───── Data for this exercise

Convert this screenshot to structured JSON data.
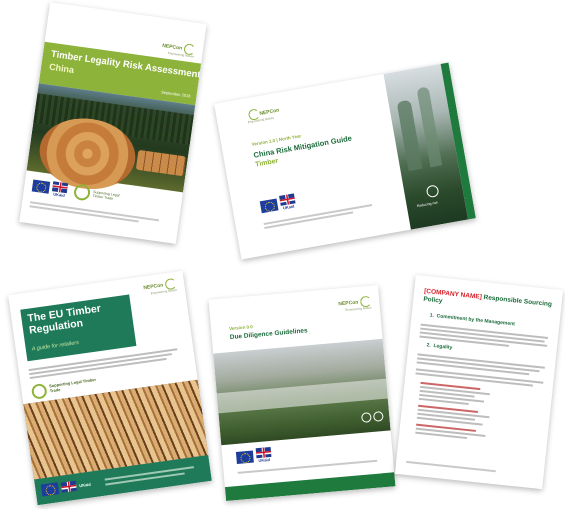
{
  "documents": [
    {
      "logo": "NEPCon",
      "logo_tagline": "Empowering Nature",
      "title": "Timber Legality Risk Assessment",
      "subtitle": "China",
      "date": "September 2016",
      "badge": "Supporting Legal Timber Trade",
      "ukaid": "UKaid"
    },
    {
      "logo": "NEPCon",
      "logo_tagline": "Empowering Nature",
      "version": "Version 1.0 | North Year",
      "title": "China Risk Mitigation Guide",
      "subtitle": "Timber",
      "side_label": "Reducing risk",
      "ukaid": "UKaid"
    },
    {
      "logo": "NEPCon",
      "logo_tagline": "Empowering Nature",
      "title": "The EU Timber Regulation",
      "subtitle": "A guide for retailers",
      "badge": "Supporting Legal Timber Trade",
      "ukaid": "UKaid"
    },
    {
      "logo": "NEPCon",
      "logo_tagline": "Empowering Nature",
      "version": "Version 0.0",
      "title": "Due Diligence Guidelines",
      "ukaid": "UKaid"
    },
    {
      "heading_bracket": "[COMPANY NAME]",
      "heading_rest": "Responsible Sourcing Policy",
      "section1": "Commitment by the Management",
      "section2": "Legality"
    }
  ]
}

──────────

### What is being asked
Using the records above, list each line that includes "subtitle".

### Exercise response
      "subtitle": "China",
      "subtitle": "Timber",
      "subtitle": "A guide for retailers",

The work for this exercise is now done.